* start The data *

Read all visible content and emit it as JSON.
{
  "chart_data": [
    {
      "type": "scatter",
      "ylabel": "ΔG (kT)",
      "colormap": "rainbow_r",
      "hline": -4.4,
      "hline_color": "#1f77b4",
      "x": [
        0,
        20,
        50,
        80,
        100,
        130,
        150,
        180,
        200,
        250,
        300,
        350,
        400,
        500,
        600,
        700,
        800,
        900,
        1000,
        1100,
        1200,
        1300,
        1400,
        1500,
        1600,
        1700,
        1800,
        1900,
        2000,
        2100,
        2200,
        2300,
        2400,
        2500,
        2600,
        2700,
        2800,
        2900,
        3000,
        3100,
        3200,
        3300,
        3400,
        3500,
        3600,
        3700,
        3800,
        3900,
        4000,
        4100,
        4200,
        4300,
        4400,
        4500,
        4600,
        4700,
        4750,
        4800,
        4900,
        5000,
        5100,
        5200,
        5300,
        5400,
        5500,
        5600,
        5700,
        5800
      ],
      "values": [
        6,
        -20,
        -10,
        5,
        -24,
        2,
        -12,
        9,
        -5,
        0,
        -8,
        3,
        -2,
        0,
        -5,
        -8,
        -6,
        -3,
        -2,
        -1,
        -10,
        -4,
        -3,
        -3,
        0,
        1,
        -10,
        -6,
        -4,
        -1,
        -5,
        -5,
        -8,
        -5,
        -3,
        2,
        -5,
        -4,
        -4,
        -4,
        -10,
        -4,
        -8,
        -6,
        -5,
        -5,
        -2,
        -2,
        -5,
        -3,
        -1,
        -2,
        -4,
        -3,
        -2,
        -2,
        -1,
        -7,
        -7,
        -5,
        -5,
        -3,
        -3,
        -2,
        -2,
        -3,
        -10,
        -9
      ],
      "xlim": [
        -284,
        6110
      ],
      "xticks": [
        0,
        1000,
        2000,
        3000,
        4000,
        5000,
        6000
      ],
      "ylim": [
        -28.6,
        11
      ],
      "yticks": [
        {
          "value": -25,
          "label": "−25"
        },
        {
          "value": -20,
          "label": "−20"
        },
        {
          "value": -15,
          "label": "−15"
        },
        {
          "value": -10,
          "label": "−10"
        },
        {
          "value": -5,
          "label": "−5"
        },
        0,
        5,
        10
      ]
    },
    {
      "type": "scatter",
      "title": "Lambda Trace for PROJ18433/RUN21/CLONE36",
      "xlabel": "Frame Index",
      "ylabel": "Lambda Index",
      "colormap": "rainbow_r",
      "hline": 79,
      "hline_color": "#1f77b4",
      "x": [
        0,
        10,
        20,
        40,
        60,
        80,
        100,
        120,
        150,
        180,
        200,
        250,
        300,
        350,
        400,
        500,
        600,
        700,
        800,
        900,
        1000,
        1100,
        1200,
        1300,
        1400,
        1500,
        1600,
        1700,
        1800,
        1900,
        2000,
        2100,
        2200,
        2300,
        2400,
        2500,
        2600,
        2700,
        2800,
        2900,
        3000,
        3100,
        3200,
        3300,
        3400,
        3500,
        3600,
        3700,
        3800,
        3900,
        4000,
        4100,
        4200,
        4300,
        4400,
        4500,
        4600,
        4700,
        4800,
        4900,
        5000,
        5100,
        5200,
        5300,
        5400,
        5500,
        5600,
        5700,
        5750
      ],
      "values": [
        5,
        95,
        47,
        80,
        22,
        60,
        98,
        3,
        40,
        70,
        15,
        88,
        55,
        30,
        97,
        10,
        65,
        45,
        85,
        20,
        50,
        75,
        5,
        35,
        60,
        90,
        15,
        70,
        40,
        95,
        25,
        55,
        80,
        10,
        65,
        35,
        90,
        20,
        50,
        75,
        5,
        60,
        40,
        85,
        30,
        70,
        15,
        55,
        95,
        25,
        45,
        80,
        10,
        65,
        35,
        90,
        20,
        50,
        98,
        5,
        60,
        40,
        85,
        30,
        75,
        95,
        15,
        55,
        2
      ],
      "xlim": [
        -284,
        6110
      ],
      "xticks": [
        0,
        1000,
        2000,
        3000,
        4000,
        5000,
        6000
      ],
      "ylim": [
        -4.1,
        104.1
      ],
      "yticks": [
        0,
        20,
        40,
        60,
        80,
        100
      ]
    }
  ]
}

* end The data *

- Directions for this task:
Output all of the data again. Match it exactly.

- Solution:
Read all visible content and emit it as JSON.
{
  "chart_data": [
    {
      "type": "scatter",
      "ylabel": "ΔG (kT)",
      "colormap": "rainbow_r",
      "hline": -4.4,
      "hline_color": "#1f77b4",
      "x": [
        0,
        20,
        50,
        80,
        100,
        130,
        150,
        180,
        200,
        250,
        300,
        350,
        400,
        500,
        600,
        700,
        800,
        900,
        1000,
        1100,
        1200,
        1300,
        1400,
        1500,
        1600,
        1700,
        1800,
        1900,
        2000,
        2100,
        2200,
        2300,
        2400,
        2500,
        2600,
        2700,
        2800,
        2900,
        3000,
        3100,
        3200,
        3300,
        3400,
        3500,
        3600,
        3700,
        3800,
        3900,
        4000,
        4100,
        4200,
        4300,
        4400,
        4500,
        4600,
        4700,
        4750,
        4800,
        4900,
        5000,
        5100,
        5200,
        5300,
        5400,
        5500,
        5600,
        5700,
        5800
      ],
      "values": [
        6,
        -20,
        -10,
        5,
        -24,
        2,
        -12,
        9,
        -5,
        0,
        -8,
        3,
        -2,
        0,
        -5,
        -8,
        -6,
        -3,
        -2,
        -1,
        -10,
        -4,
        -3,
        -3,
        0,
        1,
        -10,
        -6,
        -4,
        -1,
        -5,
        -5,
        -8,
        -5,
        -3,
        2,
        -5,
        -4,
        -4,
        -4,
        -10,
        -4,
        -8,
        -6,
        -5,
        -5,
        -2,
        -2,
        -5,
        -3,
        -1,
        -2,
        -4,
        -3,
        -2,
        -2,
        -1,
        -7,
        -7,
        -5,
        -5,
        -3,
        -3,
        -2,
        -2,
        -3,
        -10,
        -9
      ],
      "xlim": [
        -284,
        6110
      ],
      "xticks": [
        0,
        1000,
        2000,
        3000,
        4000,
        5000,
        6000
      ],
      "ylim": [
        -28.6,
        11
      ],
      "yticks": [
        {
          "value": -25,
          "label": "−25"
        },
        {
          "value": -20,
          "label": "−20"
        },
        {
          "value": -15,
          "label": "−15"
        },
        {
          "value": -10,
          "label": "−10"
        },
        {
          "value": -5,
          "label": "−5"
        },
        0,
        5,
        10
      ]
    },
    {
      "type": "scatter",
      "title": "Lambda Trace for PROJ18433/RUN21/CLONE36",
      "xlabel": "Frame Index",
      "ylabel": "Lambda Index",
      "colormap": "rainbow_r",
      "hline": 79,
      "hline_color": "#1f77b4",
      "x": [
        0,
        10,
        20,
        40,
        60,
        80,
        100,
        120,
        150,
        180,
        200,
        250,
        300,
        350,
        400,
        500,
        600,
        700,
        800,
        900,
        1000,
        1100,
        1200,
        1300,
        1400,
        1500,
        1600,
        1700,
        1800,
        1900,
        2000,
        2100,
        2200,
        2300,
        2400,
        2500,
        2600,
        2700,
        2800,
        2900,
        3000,
        3100,
        3200,
        3300,
        3400,
        3500,
        3600,
        3700,
        3800,
        3900,
        4000,
        4100,
        4200,
        4300,
        4400,
        4500,
        4600,
        4700,
        4800,
        4900,
        5000,
        5100,
        5200,
        5300,
        5400,
        5500,
        5600,
        5700,
        5750
      ],
      "values": [
        5,
        95,
        47,
        80,
        22,
        60,
        98,
        3,
        40,
        70,
        15,
        88,
        55,
        30,
        97,
        10,
        65,
        45,
        85,
        20,
        50,
        75,
        5,
        35,
        60,
        90,
        15,
        70,
        40,
        95,
        25,
        55,
        80,
        10,
        65,
        35,
        90,
        20,
        50,
        75,
        5,
        60,
        40,
        85,
        30,
        70,
        15,
        55,
        95,
        25,
        45,
        80,
        10,
        65,
        35,
        90,
        20,
        50,
        98,
        5,
        60,
        40,
        85,
        30,
        75,
        95,
        15,
        55,
        2
      ],
      "xlim": [
        -284,
        6110
      ],
      "xticks": [
        0,
        1000,
        2000,
        3000,
        4000,
        5000,
        6000
      ],
      "ylim": [
        -4.1,
        104.1
      ],
      "yticks": [
        0,
        20,
        40,
        60,
        80,
        100
      ]
    }
  ]
}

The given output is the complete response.